- Problem requirements
Scan the listing and work out how many lines contain the word "this". Nothing but the number should be given.

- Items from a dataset

+--

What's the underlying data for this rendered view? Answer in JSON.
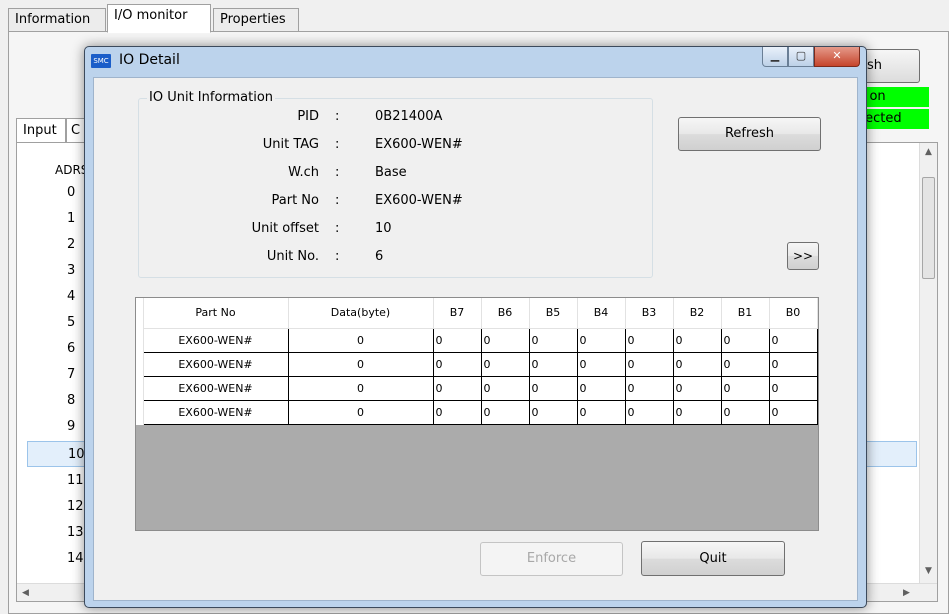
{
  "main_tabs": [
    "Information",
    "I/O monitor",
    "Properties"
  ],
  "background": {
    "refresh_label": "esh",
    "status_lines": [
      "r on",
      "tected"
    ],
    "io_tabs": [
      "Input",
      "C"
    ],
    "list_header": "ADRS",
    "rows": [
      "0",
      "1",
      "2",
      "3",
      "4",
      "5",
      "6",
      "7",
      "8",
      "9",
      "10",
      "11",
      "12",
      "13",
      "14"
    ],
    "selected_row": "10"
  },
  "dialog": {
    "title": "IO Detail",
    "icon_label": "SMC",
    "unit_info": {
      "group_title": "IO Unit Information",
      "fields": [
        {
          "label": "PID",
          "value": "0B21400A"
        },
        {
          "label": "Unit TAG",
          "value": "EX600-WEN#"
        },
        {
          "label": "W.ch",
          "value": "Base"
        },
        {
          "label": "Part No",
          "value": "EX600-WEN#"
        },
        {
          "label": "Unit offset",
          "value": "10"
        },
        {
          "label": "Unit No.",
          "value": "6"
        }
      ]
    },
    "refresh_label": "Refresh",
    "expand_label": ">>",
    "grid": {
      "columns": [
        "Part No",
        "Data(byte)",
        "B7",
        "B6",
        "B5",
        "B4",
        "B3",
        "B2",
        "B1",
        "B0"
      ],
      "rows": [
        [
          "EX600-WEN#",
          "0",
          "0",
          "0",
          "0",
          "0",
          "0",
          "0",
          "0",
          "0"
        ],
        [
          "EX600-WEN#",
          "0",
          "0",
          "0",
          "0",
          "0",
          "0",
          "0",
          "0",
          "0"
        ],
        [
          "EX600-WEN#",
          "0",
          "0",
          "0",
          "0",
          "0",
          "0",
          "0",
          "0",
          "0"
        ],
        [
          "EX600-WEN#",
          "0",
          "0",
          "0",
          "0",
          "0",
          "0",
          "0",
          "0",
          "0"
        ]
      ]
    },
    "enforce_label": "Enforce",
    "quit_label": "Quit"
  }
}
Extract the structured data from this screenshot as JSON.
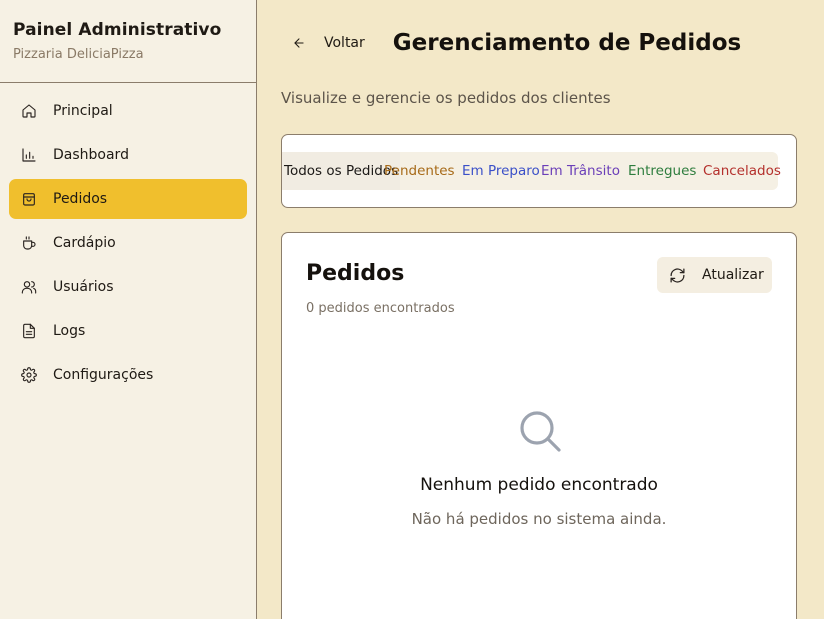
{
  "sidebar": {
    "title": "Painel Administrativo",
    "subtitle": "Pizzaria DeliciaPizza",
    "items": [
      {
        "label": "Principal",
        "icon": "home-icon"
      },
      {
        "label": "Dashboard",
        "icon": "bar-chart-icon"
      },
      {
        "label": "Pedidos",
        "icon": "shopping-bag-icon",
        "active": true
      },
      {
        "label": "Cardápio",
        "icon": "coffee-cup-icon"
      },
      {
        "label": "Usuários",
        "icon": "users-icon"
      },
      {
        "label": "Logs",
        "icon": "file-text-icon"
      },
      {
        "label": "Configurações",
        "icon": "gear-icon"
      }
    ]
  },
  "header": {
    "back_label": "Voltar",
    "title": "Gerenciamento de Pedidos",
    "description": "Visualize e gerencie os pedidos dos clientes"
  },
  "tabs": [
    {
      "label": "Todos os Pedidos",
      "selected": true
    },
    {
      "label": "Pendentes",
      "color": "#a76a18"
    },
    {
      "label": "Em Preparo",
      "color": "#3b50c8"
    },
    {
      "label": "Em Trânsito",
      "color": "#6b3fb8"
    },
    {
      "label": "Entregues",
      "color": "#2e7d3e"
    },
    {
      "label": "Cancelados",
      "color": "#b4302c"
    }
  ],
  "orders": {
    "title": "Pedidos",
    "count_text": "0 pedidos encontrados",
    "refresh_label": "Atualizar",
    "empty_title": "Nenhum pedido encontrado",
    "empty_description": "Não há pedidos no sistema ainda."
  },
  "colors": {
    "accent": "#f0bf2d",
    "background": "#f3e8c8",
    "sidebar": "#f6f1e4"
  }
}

+--

- Correct response
2